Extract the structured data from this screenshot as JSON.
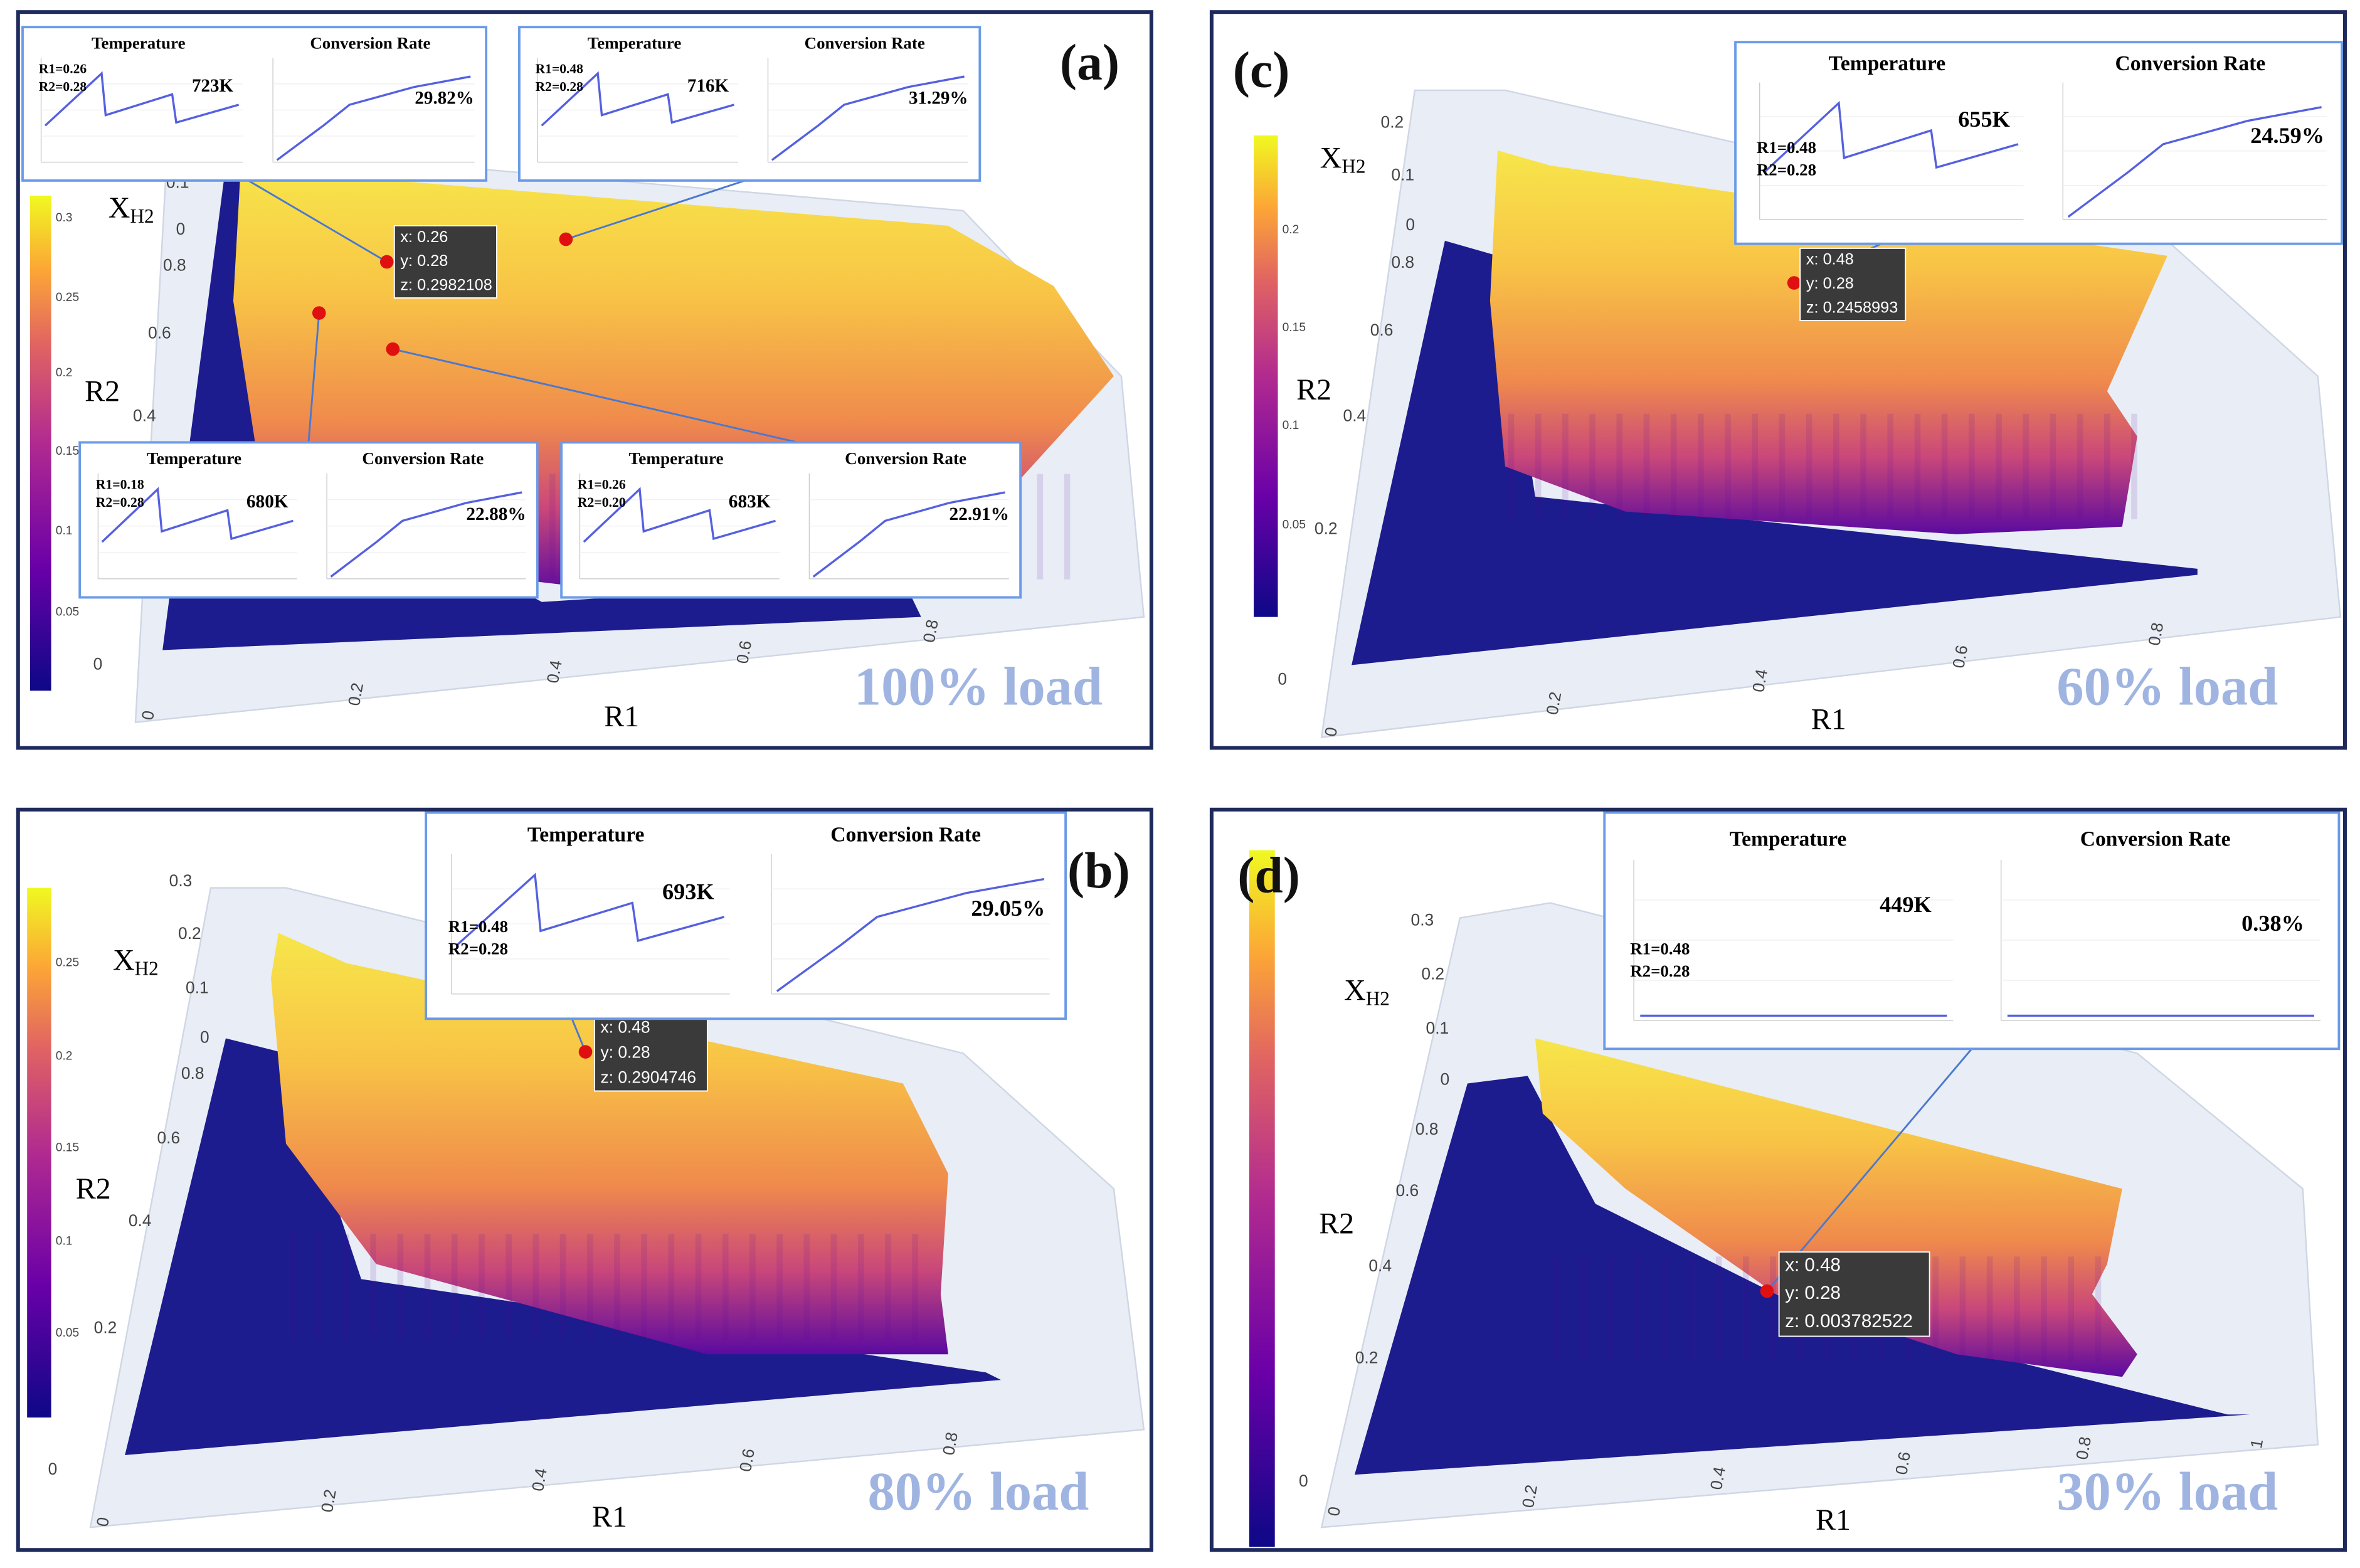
{
  "chart_data": [
    {
      "type": "surface",
      "panel_label": "(a)",
      "load_label": "100% load",
      "x_label": "R1",
      "y_label": "R2",
      "z_label": "X",
      "z_label_sub": "H2",
      "xticks": [
        0,
        0.2,
        0.4,
        0.6,
        0.8
      ],
      "yticks": [
        0,
        0.4,
        0.6,
        0.8
      ],
      "zticks": [
        0,
        0.1
      ],
      "colorbar_ticks": [
        0.05,
        0.1,
        0.15,
        0.2,
        0.25,
        0.3
      ],
      "hover": [
        "x: 0.26",
        "y: 0.28",
        "z: 0.2982108"
      ],
      "insets": [
        {
          "params": [
            "R1=0.26",
            "R2=0.28"
          ],
          "temperature_title": "Temperature",
          "temperature": "723K",
          "conversion_title": "Conversion Rate",
          "conversion": "29.82%"
        },
        {
          "params": [
            "R1=0.48",
            "R2=0.28"
          ],
          "temperature_title": "Temperature",
          "temperature": "716K",
          "conversion_title": "Conversion Rate",
          "conversion": "31.29%"
        },
        {
          "params": [
            "R1=0.18",
            "R2=0.28"
          ],
          "temperature_title": "Temperature",
          "temperature": "680K",
          "conversion_title": "Conversion Rate",
          "conversion": "22.88%"
        },
        {
          "params": [
            "R1=0.26",
            "R2=0.20"
          ],
          "temperature_title": "Temperature",
          "temperature": "683K",
          "conversion_title": "Conversion Rate",
          "conversion": "22.91%"
        }
      ]
    },
    {
      "type": "surface",
      "panel_label": "(b)",
      "load_label": "80% load",
      "x_label": "R1",
      "y_label": "R2",
      "z_label": "X",
      "z_label_sub": "H2",
      "xticks": [
        0,
        0.2,
        0.4,
        0.6,
        0.8
      ],
      "yticks": [
        0,
        0.2,
        0.4,
        0.6,
        0.8
      ],
      "zticks": [
        0,
        0.1,
        0.2,
        0.3
      ],
      "colorbar_ticks": [
        0.05,
        0.1,
        0.15,
        0.2,
        0.25
      ],
      "hover": [
        "x: 0.48",
        "y: 0.28",
        "z: 0.2904746"
      ],
      "insets": [
        {
          "params": [
            "R1=0.48",
            "R2=0.28"
          ],
          "temperature_title": "Temperature",
          "temperature": "693K",
          "conversion_title": "Conversion Rate",
          "conversion": "29.05%"
        }
      ]
    },
    {
      "type": "surface",
      "panel_label": "(c)",
      "load_label": "60% load",
      "x_label": "R1",
      "y_label": "R2",
      "z_label": "X",
      "z_label_sub": "H2",
      "xticks": [
        0,
        0.2,
        0.4,
        0.6,
        0.8
      ],
      "yticks": [
        0,
        0.2,
        0.4,
        0.6,
        0.8
      ],
      "zticks": [
        0,
        0.1,
        0.2
      ],
      "colorbar_ticks": [
        0.05,
        0.1,
        0.15,
        0.2
      ],
      "hover": [
        "x: 0.48",
        "y: 0.28",
        "z: 0.2458993"
      ],
      "insets": [
        {
          "params": [
            "R1=0.48",
            "R2=0.28"
          ],
          "temperature_title": "Temperature",
          "temperature": "655K",
          "conversion_title": "Conversion Rate",
          "conversion": "24.59%"
        }
      ]
    },
    {
      "type": "surface",
      "panel_label": "(d)",
      "load_label": "30% load",
      "x_label": "R1",
      "y_label": "R2",
      "z_label": "X",
      "z_label_sub": "H2",
      "xticks": [
        0,
        0.2,
        0.4,
        0.6,
        0.8,
        1
      ],
      "yticks": [
        0,
        0.2,
        0.4,
        0.6,
        0.8
      ],
      "zticks": [
        0,
        0.1,
        0.2,
        0.3
      ],
      "hover": [
        "x: 0.48",
        "y: 0.28",
        "z: 0.003782522"
      ],
      "insets": [
        {
          "params": [
            "R1=0.48",
            "R2=0.28"
          ],
          "temperature_title": "Temperature",
          "temperature": "449K",
          "conversion_title": "Conversion Rate",
          "conversion": "0.38%"
        }
      ]
    }
  ]
}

┄┄┄┄┄┄┄┄┄┄

INSTRUCTION> Repeat the material above verbatim, with no pictures in the output.

PROBLEM SOLUTION>
Extract the structured data from this screenshot as JSON.
{
  "chart_data": [
    {
      "type": "surface",
      "panel_label": "(a)",
      "load_label": "100% load",
      "x_label": "R1",
      "y_label": "R2",
      "z_label": "X",
      "z_label_sub": "H2",
      "xticks": [
        0,
        0.2,
        0.4,
        0.6,
        0.8
      ],
      "yticks": [
        0,
        0.4,
        0.6,
        0.8
      ],
      "zticks": [
        0,
        0.1
      ],
      "colorbar_ticks": [
        0.05,
        0.1,
        0.15,
        0.2,
        0.25,
        0.3
      ],
      "hover": [
        "x: 0.26",
        "y: 0.28",
        "z: 0.2982108"
      ],
      "insets": [
        {
          "params": [
            "R1=0.26",
            "R2=0.28"
          ],
          "temperature_title": "Temperature",
          "temperature": "723K",
          "conversion_title": "Conversion Rate",
          "conversion": "29.82%"
        },
        {
          "params": [
            "R1=0.48",
            "R2=0.28"
          ],
          "temperature_title": "Temperature",
          "temperature": "716K",
          "conversion_title": "Conversion Rate",
          "conversion": "31.29%"
        },
        {
          "params": [
            "R1=0.18",
            "R2=0.28"
          ],
          "temperature_title": "Temperature",
          "temperature": "680K",
          "conversion_title": "Conversion Rate",
          "conversion": "22.88%"
        },
        {
          "params": [
            "R1=0.26",
            "R2=0.20"
          ],
          "temperature_title": "Temperature",
          "temperature": "683K",
          "conversion_title": "Conversion Rate",
          "conversion": "22.91%"
        }
      ]
    },
    {
      "type": "surface",
      "panel_label": "(b)",
      "load_label": "80% load",
      "x_label": "R1",
      "y_label": "R2",
      "z_label": "X",
      "z_label_sub": "H2",
      "xticks": [
        0,
        0.2,
        0.4,
        0.6,
        0.8
      ],
      "yticks": [
        0,
        0.2,
        0.4,
        0.6,
        0.8
      ],
      "zticks": [
        0,
        0.1,
        0.2,
        0.3
      ],
      "colorbar_ticks": [
        0.05,
        0.1,
        0.15,
        0.2,
        0.25
      ],
      "hover": [
        "x: 0.48",
        "y: 0.28",
        "z: 0.2904746"
      ],
      "insets": [
        {
          "params": [
            "R1=0.48",
            "R2=0.28"
          ],
          "temperature_title": "Temperature",
          "temperature": "693K",
          "conversion_title": "Conversion Rate",
          "conversion": "29.05%"
        }
      ]
    },
    {
      "type": "surface",
      "panel_label": "(c)",
      "load_label": "60% load",
      "x_label": "R1",
      "y_label": "R2",
      "z_label": "X",
      "z_label_sub": "H2",
      "xticks": [
        0,
        0.2,
        0.4,
        0.6,
        0.8
      ],
      "yticks": [
        0,
        0.2,
        0.4,
        0.6,
        0.8
      ],
      "zticks": [
        0,
        0.1,
        0.2
      ],
      "colorbar_ticks": [
        0.05,
        0.1,
        0.15,
        0.2
      ],
      "hover": [
        "x: 0.48",
        "y: 0.28",
        "z: 0.2458993"
      ],
      "insets": [
        {
          "params": [
            "R1=0.48",
            "R2=0.28"
          ],
          "temperature_title": "Temperature",
          "temperature": "655K",
          "conversion_title": "Conversion Rate",
          "conversion": "24.59%"
        }
      ]
    },
    {
      "type": "surface",
      "panel_label": "(d)",
      "load_label": "30% load",
      "x_label": "R1",
      "y_label": "R2",
      "z_label": "X",
      "z_label_sub": "H2",
      "xticks": [
        0,
        0.2,
        0.4,
        0.6,
        0.8,
        1
      ],
      "yticks": [
        0,
        0.2,
        0.4,
        0.6,
        0.8
      ],
      "zticks": [
        0,
        0.1,
        0.2,
        0.3
      ],
      "hover": [
        "x: 0.48",
        "y: 0.28",
        "z: 0.003782522"
      ],
      "insets": [
        {
          "params": [
            "R1=0.48",
            "R2=0.28"
          ],
          "temperature_title": "Temperature",
          "temperature": "449K",
          "conversion_title": "Conversion Rate",
          "conversion": "0.38%"
        }
      ]
    }
  ]
}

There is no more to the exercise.